* [What this task involves]: Gather up all lines that carry the word "Regularizer".

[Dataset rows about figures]
* * * *
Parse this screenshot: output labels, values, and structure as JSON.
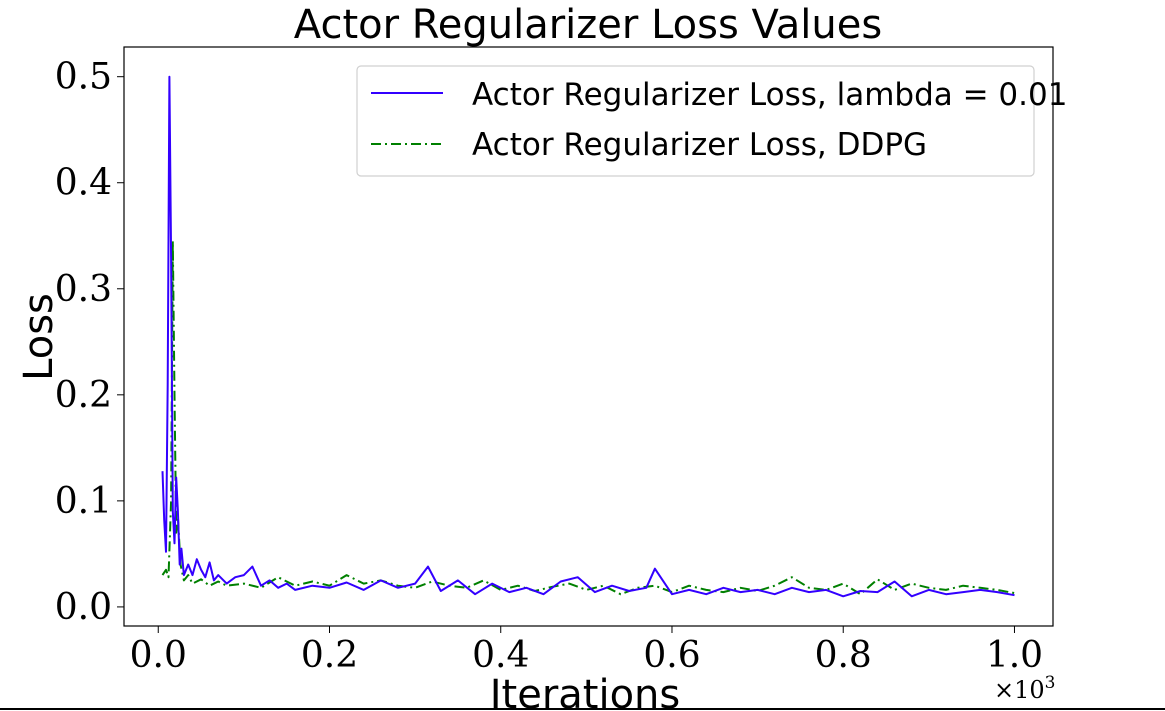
{
  "chart_data": {
    "type": "line",
    "title": "Actor Regularizer Loss Values",
    "xlabel": "Iterations",
    "ylabel": "Loss",
    "x_multiplier_base": "×10",
    "x_multiplier_exp": "3",
    "xlim": [
      -0.04,
      1.045
    ],
    "ylim": [
      -0.018,
      0.528
    ],
    "xticks": [
      0.0,
      0.2,
      0.4,
      0.6,
      0.8,
      1.0
    ],
    "xtick_labels": [
      "0.0",
      "0.2",
      "0.4",
      "0.6",
      "0.8",
      "1.0"
    ],
    "yticks": [
      0.0,
      0.1,
      0.2,
      0.3,
      0.4,
      0.5
    ],
    "ytick_labels": [
      "0.0",
      "0.1",
      "0.2",
      "0.3",
      "0.4",
      "0.5"
    ],
    "grid": false,
    "legend_position": "top-right",
    "series": [
      {
        "name": "Actor Regularizer Loss, lambda = 0.01",
        "color": "#3300ff",
        "style": "solid",
        "x": [
          0.005,
          0.007,
          0.009,
          0.011,
          0.013,
          0.015,
          0.017,
          0.019,
          0.021,
          0.023,
          0.025,
          0.027,
          0.03,
          0.035,
          0.04,
          0.045,
          0.05,
          0.055,
          0.06,
          0.065,
          0.07,
          0.08,
          0.09,
          0.1,
          0.11,
          0.12,
          0.13,
          0.14,
          0.15,
          0.16,
          0.18,
          0.2,
          0.22,
          0.24,
          0.26,
          0.28,
          0.3,
          0.315,
          0.33,
          0.35,
          0.37,
          0.39,
          0.41,
          0.43,
          0.45,
          0.47,
          0.49,
          0.51,
          0.53,
          0.55,
          0.57,
          0.58,
          0.6,
          0.62,
          0.64,
          0.66,
          0.68,
          0.7,
          0.72,
          0.74,
          0.76,
          0.78,
          0.8,
          0.82,
          0.84,
          0.86,
          0.88,
          0.9,
          0.92,
          0.94,
          0.96,
          0.98,
          1.0
        ],
        "values": [
          0.128,
          0.082,
          0.052,
          0.21,
          0.5,
          0.33,
          0.09,
          0.06,
          0.122,
          0.09,
          0.04,
          0.055,
          0.03,
          0.04,
          0.03,
          0.045,
          0.035,
          0.028,
          0.042,
          0.025,
          0.03,
          0.022,
          0.028,
          0.03,
          0.038,
          0.02,
          0.025,
          0.018,
          0.022,
          0.016,
          0.02,
          0.018,
          0.023,
          0.016,
          0.025,
          0.018,
          0.022,
          0.038,
          0.015,
          0.025,
          0.012,
          0.022,
          0.014,
          0.018,
          0.012,
          0.024,
          0.028,
          0.014,
          0.02,
          0.015,
          0.018,
          0.036,
          0.012,
          0.016,
          0.012,
          0.018,
          0.014,
          0.016,
          0.012,
          0.018,
          0.014,
          0.016,
          0.01,
          0.015,
          0.014,
          0.024,
          0.01,
          0.016,
          0.012,
          0.014,
          0.016,
          0.014,
          0.011
        ]
      },
      {
        "name": "Actor Regularizer Loss, DDPG",
        "color": "#008000",
        "style": "dashdot",
        "x": [
          0.005,
          0.009,
          0.012,
          0.015,
          0.017,
          0.019,
          0.021,
          0.023,
          0.026,
          0.03,
          0.035,
          0.04,
          0.05,
          0.06,
          0.07,
          0.08,
          0.1,
          0.12,
          0.14,
          0.16,
          0.18,
          0.2,
          0.22,
          0.24,
          0.26,
          0.28,
          0.3,
          0.32,
          0.34,
          0.36,
          0.38,
          0.4,
          0.42,
          0.44,
          0.46,
          0.48,
          0.5,
          0.52,
          0.54,
          0.56,
          0.58,
          0.6,
          0.62,
          0.64,
          0.66,
          0.68,
          0.7,
          0.72,
          0.74,
          0.76,
          0.78,
          0.8,
          0.82,
          0.84,
          0.86,
          0.88,
          0.9,
          0.92,
          0.94,
          0.96,
          0.98,
          1.0
        ],
        "values": [
          0.03,
          0.035,
          0.028,
          0.1,
          0.345,
          0.2,
          0.07,
          0.085,
          0.04,
          0.025,
          0.03,
          0.022,
          0.026,
          0.02,
          0.024,
          0.02,
          0.022,
          0.018,
          0.028,
          0.02,
          0.024,
          0.02,
          0.03,
          0.022,
          0.025,
          0.02,
          0.018,
          0.024,
          0.02,
          0.018,
          0.025,
          0.016,
          0.02,
          0.015,
          0.019,
          0.022,
          0.016,
          0.02,
          0.012,
          0.018,
          0.02,
          0.014,
          0.02,
          0.016,
          0.014,
          0.018,
          0.015,
          0.02,
          0.028,
          0.018,
          0.016,
          0.022,
          0.012,
          0.026,
          0.016,
          0.022,
          0.018,
          0.016,
          0.02,
          0.018,
          0.016,
          0.013
        ]
      }
    ]
  }
}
* * * *
* [Answer in full]:
    "title": "Actor Regularizer Loss Values",
        "name": "Actor Regularizer Loss, lambda = 0.01",
        "name": "Actor Regularizer Loss, DDPG",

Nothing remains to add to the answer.